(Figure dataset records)

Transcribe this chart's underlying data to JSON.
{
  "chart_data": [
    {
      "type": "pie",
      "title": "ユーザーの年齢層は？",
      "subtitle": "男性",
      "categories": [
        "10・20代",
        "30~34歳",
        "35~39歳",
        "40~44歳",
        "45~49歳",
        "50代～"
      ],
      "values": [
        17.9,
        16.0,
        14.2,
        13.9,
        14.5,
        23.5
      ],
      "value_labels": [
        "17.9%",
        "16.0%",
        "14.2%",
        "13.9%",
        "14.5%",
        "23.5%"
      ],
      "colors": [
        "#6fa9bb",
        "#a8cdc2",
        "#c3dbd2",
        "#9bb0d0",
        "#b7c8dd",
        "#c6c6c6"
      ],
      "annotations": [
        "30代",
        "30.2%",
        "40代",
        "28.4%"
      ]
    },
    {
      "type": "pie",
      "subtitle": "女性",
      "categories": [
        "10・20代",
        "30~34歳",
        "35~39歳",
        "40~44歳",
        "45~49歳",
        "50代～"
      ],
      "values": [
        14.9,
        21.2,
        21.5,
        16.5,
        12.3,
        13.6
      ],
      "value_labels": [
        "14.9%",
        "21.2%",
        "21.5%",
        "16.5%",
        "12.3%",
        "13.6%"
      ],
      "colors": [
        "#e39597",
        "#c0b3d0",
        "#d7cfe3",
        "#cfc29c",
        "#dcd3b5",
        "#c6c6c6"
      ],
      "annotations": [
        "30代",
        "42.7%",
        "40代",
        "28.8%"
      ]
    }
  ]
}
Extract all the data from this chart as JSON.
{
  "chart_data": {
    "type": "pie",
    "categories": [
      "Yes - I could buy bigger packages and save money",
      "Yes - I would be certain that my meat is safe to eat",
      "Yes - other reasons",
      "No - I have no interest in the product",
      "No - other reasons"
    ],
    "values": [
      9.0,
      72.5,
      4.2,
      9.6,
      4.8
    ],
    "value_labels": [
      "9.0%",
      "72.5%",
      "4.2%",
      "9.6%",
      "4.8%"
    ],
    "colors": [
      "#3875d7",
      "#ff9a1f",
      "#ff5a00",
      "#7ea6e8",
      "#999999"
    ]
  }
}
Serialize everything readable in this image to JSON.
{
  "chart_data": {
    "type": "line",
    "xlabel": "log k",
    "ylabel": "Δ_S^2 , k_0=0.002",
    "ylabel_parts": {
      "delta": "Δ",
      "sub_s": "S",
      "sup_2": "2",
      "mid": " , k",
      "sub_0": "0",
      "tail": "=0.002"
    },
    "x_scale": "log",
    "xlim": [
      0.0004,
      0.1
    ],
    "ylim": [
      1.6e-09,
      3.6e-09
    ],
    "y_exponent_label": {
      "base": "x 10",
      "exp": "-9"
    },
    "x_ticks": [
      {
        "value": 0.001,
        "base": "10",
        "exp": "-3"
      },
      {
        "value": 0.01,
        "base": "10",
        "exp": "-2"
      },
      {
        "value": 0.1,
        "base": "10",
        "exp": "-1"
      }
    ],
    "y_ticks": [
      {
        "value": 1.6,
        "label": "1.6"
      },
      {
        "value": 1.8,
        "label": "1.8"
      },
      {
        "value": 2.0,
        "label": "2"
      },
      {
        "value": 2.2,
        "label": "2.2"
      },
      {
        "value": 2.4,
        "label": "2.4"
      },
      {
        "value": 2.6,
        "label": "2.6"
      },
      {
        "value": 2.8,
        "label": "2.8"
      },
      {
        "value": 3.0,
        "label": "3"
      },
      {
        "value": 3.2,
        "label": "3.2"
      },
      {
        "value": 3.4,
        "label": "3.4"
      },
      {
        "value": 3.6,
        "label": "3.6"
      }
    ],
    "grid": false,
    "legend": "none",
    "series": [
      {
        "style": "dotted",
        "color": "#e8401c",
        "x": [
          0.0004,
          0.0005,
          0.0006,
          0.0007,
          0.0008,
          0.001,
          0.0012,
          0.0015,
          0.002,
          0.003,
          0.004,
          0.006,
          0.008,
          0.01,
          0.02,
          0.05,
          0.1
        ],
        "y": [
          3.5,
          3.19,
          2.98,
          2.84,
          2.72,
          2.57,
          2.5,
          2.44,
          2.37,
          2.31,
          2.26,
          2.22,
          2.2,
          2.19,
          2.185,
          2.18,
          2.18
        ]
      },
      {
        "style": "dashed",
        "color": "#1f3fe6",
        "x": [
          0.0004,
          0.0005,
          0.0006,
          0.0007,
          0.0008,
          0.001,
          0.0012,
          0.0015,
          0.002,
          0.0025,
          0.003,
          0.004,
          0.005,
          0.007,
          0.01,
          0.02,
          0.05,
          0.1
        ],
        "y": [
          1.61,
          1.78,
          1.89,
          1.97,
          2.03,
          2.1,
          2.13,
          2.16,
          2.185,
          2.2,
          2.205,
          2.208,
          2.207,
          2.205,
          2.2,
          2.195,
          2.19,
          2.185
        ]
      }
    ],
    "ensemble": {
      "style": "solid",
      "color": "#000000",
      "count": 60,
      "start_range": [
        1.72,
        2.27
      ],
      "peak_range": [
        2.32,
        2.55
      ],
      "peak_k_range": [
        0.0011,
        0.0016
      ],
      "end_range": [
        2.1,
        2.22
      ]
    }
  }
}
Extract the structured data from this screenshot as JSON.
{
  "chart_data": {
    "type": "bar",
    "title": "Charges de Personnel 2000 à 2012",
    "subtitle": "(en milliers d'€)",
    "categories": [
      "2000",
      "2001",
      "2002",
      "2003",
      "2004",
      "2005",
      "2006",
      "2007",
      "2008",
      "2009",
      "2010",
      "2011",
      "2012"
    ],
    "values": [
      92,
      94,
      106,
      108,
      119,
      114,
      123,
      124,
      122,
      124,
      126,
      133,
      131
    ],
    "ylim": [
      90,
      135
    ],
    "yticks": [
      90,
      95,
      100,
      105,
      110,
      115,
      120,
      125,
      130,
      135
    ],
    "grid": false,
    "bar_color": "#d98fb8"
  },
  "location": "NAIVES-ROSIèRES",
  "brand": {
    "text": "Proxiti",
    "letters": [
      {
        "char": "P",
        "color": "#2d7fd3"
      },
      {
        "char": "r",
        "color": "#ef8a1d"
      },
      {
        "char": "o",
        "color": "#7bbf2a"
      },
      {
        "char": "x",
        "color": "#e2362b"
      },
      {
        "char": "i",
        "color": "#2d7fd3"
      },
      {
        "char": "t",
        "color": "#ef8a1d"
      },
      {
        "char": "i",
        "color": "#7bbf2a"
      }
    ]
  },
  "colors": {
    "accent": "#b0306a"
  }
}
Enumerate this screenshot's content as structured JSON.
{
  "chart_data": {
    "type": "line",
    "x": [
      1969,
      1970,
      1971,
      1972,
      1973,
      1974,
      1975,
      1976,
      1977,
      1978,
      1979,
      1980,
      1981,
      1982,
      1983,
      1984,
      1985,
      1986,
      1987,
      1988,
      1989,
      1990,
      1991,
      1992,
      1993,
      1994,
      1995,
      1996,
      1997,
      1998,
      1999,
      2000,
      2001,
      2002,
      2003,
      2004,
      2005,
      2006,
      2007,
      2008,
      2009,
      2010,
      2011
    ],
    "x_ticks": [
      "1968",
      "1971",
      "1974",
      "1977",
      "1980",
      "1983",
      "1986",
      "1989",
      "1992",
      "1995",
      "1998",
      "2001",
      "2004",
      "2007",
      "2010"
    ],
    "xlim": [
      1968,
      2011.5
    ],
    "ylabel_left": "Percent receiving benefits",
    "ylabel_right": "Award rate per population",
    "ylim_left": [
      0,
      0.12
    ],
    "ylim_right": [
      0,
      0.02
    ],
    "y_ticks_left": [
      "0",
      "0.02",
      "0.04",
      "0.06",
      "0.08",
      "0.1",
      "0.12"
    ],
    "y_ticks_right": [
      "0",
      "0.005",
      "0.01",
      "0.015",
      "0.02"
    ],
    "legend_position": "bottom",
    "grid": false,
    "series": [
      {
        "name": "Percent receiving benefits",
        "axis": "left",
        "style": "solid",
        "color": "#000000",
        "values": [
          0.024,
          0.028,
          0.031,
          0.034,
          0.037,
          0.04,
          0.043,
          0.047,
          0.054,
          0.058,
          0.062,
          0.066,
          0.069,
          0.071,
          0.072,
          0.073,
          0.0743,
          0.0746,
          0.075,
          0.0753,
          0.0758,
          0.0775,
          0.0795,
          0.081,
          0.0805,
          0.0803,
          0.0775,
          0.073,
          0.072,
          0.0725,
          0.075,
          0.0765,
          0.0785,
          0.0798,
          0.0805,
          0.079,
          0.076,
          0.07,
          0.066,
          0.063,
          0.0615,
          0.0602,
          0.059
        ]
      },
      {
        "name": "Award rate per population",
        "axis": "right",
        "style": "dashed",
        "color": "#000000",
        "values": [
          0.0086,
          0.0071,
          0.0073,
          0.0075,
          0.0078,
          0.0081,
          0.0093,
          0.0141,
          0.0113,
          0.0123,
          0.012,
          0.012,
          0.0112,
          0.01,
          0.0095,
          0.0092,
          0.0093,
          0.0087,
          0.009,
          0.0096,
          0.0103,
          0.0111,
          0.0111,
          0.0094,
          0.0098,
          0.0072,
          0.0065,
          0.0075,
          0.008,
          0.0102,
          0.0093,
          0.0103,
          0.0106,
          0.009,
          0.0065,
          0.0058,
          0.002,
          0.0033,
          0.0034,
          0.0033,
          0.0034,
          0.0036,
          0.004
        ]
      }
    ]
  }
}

## Written instruction
Filter the listing for the word "Award" and copy every line that holds it.

## Written response
    "ylabel_right": "Award rate per population",
        "name": "Award rate per population",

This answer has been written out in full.